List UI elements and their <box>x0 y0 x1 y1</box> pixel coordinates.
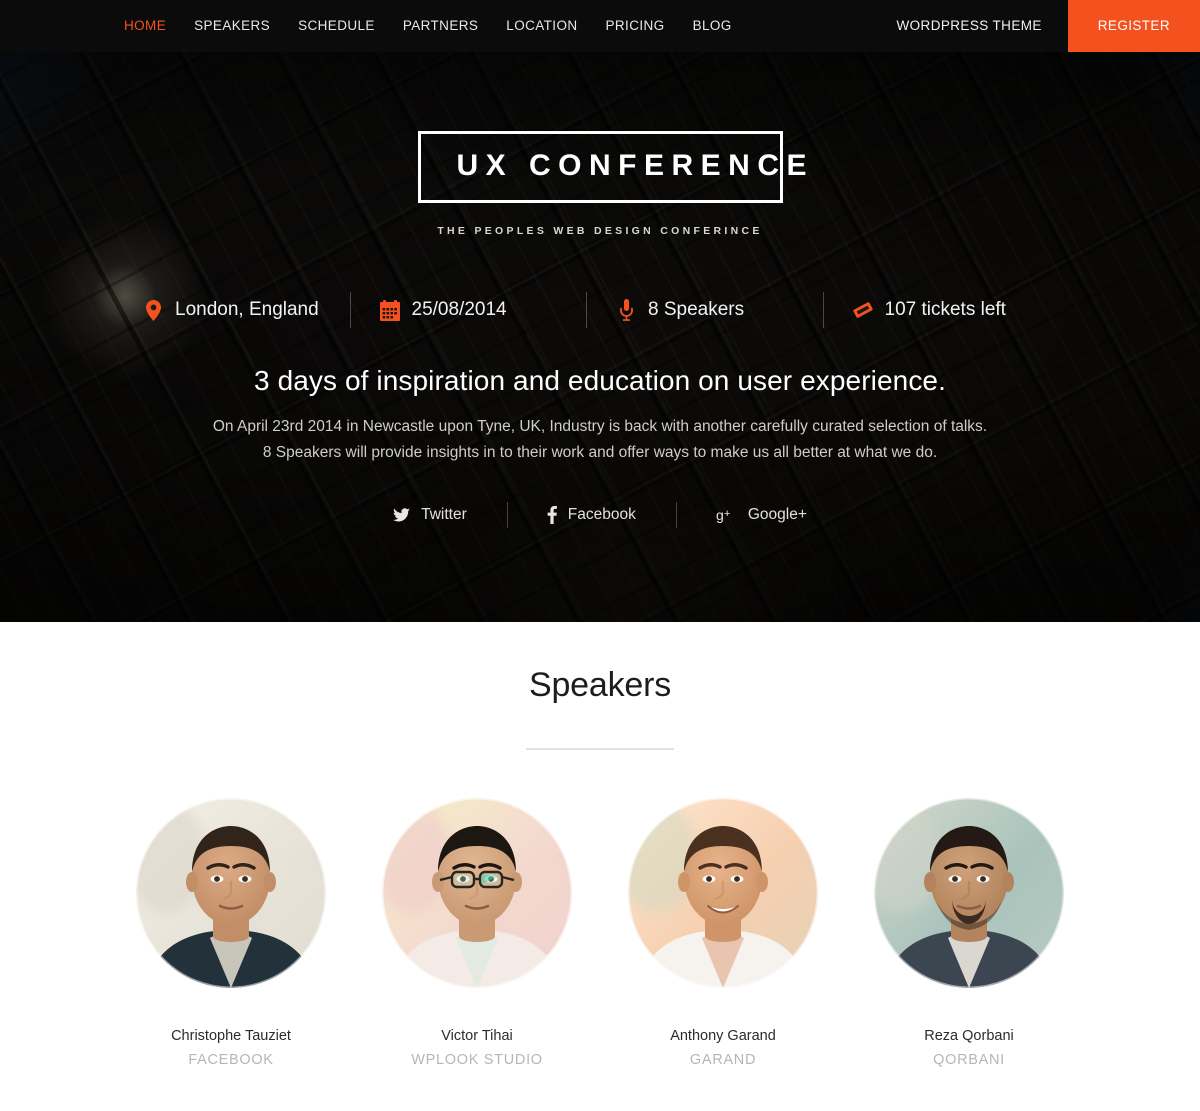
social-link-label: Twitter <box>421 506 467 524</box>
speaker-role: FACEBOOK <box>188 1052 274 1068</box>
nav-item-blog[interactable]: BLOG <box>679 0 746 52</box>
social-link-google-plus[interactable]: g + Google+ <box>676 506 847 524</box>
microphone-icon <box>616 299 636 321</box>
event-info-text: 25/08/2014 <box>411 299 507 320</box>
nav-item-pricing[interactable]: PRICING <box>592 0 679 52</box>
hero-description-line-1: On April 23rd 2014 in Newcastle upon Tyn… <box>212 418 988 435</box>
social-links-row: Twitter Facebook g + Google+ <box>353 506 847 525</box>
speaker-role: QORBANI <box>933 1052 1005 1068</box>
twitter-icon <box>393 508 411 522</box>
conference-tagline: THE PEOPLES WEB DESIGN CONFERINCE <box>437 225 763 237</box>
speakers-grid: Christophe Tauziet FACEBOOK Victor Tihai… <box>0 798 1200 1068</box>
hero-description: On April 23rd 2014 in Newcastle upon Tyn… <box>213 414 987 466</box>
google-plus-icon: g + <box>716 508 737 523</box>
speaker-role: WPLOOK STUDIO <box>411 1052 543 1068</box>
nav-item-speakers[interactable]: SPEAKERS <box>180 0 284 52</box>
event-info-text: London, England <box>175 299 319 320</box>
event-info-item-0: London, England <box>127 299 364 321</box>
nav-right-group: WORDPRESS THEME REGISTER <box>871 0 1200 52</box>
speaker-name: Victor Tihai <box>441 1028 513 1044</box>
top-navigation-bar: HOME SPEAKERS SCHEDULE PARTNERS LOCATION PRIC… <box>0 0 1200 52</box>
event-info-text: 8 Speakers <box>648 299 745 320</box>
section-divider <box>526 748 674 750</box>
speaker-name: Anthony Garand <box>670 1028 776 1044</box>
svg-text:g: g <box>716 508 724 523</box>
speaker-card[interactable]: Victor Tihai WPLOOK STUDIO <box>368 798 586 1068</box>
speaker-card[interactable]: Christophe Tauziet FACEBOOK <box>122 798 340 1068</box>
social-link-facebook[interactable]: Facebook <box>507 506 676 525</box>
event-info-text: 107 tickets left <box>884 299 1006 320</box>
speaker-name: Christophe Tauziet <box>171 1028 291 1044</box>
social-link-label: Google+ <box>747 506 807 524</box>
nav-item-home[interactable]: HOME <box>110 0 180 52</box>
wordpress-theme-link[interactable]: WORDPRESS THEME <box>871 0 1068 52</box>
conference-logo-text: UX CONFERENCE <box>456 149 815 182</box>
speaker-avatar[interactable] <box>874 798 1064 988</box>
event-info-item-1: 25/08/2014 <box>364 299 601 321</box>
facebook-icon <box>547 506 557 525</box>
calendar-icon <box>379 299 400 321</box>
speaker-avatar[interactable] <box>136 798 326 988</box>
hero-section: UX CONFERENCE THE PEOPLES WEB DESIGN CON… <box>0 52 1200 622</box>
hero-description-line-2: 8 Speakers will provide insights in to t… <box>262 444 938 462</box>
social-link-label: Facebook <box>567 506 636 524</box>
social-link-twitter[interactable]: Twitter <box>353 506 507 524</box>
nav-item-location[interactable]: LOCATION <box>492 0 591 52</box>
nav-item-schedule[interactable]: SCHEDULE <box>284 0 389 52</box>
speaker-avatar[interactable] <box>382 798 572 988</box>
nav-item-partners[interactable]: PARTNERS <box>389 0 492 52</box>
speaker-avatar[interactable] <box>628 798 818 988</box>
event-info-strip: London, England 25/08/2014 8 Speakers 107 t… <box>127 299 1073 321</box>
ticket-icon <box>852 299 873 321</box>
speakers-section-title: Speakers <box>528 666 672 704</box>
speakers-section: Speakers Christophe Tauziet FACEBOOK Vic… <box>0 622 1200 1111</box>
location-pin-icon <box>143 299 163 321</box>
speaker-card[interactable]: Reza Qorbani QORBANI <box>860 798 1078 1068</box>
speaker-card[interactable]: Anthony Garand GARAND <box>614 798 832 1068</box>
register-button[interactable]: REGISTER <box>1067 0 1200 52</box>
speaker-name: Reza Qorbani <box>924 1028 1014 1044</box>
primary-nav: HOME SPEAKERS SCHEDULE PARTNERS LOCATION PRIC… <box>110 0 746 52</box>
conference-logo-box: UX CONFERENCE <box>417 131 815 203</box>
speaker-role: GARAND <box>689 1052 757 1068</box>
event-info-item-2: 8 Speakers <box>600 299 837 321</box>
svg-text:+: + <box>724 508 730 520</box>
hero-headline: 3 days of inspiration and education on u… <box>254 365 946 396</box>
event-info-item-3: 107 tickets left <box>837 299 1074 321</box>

——————

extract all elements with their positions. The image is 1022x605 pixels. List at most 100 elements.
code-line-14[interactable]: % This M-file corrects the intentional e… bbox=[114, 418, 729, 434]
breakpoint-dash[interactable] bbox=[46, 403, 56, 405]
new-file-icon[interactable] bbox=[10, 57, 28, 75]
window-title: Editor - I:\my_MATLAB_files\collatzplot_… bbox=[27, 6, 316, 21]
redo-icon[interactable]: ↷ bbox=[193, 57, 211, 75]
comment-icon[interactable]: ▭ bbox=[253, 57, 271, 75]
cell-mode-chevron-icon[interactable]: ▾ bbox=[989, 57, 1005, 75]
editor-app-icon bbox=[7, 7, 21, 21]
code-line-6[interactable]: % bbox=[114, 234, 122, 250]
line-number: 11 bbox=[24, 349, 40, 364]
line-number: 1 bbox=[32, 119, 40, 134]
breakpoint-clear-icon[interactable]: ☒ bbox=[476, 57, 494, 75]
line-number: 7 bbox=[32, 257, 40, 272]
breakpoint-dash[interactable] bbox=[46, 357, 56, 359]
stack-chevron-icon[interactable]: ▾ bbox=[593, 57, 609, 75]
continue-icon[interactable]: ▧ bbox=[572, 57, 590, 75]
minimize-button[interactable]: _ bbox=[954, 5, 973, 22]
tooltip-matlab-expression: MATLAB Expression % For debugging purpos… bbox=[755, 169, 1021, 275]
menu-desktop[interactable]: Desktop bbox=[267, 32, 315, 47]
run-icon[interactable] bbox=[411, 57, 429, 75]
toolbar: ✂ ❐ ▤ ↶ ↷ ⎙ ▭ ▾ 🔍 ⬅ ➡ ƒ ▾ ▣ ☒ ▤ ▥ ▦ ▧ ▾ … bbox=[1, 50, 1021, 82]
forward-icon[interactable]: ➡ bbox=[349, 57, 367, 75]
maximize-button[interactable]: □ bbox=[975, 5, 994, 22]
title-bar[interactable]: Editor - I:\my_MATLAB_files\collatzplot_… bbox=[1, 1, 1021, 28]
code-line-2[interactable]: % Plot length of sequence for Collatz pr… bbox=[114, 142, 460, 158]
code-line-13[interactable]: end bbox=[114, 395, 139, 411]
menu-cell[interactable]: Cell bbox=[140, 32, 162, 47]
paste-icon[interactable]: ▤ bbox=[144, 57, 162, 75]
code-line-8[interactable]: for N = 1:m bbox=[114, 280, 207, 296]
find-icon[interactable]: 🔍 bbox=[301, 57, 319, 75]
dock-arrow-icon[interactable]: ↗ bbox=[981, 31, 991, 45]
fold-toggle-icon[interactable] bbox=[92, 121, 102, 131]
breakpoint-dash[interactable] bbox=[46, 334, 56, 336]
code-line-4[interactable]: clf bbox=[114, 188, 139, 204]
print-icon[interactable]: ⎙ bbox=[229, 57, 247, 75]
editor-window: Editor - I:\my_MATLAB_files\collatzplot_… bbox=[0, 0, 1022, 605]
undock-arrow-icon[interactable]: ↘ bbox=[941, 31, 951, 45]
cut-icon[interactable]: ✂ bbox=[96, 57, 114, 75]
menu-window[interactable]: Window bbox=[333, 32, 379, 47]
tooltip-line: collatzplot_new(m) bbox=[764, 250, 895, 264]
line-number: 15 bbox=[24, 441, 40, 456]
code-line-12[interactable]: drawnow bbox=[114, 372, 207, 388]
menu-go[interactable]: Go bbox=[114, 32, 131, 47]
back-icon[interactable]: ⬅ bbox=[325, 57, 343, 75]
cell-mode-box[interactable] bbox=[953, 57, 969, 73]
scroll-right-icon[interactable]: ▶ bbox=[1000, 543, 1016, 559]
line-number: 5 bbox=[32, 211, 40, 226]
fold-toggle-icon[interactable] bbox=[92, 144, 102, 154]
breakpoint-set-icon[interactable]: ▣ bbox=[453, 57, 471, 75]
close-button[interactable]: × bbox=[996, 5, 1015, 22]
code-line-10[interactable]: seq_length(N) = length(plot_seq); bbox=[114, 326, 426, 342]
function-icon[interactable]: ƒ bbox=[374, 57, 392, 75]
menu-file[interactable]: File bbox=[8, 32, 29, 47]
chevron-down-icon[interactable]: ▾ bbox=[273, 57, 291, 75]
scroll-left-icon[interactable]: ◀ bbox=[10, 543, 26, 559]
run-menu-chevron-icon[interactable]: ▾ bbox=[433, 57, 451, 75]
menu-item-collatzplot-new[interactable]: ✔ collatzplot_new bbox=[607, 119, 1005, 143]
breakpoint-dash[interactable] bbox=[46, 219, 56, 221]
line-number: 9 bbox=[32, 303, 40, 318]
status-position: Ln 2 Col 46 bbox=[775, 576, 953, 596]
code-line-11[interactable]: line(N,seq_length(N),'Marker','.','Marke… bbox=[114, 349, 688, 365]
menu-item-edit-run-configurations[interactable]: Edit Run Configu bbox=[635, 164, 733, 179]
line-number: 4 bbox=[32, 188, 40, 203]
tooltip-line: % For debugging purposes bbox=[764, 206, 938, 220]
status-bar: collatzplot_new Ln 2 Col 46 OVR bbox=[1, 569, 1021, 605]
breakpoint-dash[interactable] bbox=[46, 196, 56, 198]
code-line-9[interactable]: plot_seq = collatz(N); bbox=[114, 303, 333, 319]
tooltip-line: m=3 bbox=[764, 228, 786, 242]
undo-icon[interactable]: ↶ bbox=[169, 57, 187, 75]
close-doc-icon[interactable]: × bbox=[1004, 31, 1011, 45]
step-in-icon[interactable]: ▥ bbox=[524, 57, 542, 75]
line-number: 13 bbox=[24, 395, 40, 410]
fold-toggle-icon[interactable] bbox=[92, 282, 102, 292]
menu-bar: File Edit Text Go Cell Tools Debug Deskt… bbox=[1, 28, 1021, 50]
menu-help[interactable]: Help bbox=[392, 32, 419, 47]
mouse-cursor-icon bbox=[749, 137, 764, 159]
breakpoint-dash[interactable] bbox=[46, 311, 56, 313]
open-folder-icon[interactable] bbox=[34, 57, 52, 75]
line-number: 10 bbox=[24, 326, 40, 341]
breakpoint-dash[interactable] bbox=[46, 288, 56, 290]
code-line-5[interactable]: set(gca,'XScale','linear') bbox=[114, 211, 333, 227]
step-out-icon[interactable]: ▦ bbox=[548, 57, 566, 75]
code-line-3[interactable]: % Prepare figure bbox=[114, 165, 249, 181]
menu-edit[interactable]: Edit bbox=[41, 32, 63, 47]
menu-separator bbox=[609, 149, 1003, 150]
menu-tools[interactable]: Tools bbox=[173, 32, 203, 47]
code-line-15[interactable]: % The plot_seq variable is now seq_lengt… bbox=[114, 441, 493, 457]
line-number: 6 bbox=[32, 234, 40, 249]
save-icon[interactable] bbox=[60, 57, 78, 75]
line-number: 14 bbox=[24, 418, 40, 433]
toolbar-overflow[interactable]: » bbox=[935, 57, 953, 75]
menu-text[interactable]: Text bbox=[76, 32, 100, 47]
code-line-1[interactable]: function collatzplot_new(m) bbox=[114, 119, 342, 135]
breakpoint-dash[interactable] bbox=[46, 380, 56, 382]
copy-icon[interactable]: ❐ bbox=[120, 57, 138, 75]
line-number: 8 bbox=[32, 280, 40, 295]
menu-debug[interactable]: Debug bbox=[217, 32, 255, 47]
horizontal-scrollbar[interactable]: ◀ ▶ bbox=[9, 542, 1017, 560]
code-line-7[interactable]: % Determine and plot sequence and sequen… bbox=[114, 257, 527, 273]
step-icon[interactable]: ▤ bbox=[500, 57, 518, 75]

——————

What needs to be done - List each line in the material above that contains the word "DESIGN".

Written answer -
conference-tagline: THE PEOPLES WEB DESIGN CONFERINCE <box>437 225 763 237</box>
hero-section: UX CONFERENCE THE PEOPLES WEB DESIGN CON… <box>0 52 1200 622</box>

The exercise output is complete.